*GIVEN TASK*: Output exactly, please, the lines of the records below from the one containing "What text is on this page?" through the final line.

..........

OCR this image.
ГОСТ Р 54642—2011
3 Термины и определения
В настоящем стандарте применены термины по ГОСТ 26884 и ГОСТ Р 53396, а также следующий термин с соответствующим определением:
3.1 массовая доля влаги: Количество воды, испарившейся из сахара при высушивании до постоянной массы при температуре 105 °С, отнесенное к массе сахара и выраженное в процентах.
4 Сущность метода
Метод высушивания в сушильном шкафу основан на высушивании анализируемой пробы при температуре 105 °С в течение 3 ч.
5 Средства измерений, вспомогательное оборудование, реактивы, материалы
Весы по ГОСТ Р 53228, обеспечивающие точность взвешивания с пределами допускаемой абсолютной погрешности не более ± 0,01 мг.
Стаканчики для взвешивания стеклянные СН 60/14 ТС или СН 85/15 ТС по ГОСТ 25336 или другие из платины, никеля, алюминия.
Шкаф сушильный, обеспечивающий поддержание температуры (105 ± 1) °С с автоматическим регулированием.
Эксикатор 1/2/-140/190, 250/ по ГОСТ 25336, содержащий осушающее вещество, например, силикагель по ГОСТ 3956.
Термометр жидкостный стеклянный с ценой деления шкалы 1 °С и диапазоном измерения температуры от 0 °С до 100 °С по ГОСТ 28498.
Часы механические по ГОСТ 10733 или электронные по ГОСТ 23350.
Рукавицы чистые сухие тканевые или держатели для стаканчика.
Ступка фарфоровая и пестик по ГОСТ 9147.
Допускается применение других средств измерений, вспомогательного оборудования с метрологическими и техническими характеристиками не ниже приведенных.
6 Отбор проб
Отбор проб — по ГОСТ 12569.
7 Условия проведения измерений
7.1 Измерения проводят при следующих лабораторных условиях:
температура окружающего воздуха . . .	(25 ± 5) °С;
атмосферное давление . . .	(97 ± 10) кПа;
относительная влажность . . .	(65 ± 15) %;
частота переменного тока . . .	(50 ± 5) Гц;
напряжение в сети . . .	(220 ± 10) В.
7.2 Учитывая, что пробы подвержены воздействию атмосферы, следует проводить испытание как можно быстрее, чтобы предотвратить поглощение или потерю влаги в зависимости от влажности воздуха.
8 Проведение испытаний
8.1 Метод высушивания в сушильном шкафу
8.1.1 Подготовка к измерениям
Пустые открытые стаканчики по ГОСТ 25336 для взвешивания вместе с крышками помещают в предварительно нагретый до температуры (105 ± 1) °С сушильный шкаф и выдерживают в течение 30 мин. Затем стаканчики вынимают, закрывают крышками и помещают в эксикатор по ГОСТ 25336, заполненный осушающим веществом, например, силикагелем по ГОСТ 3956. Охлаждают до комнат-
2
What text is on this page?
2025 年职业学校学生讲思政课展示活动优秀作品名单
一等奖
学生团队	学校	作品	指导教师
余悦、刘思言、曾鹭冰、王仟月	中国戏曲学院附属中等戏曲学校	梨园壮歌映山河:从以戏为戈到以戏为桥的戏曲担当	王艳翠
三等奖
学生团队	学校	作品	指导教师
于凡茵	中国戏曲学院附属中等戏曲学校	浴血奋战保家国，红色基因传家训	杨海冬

..........

*COMPLETE OUTPUT*:
What text is on this page?
2025 年职业学校学生讲思政课展示活动优秀作品名单
一等奖
学生团队	学校	作品	指导教师
余悦、刘思言、曾鹭冰、王仟月	中国戏曲学院附属中等戏曲学校	梨园壮歌映山河:从以戏为戈到以戏为桥的戏曲担当	王艳翠
三等奖
学生团队	学校	作品	指导教师
于凡茵	中国戏曲学院附属中等戏曲学校	浴血奋战保家国，红色基因传家训	杨海冬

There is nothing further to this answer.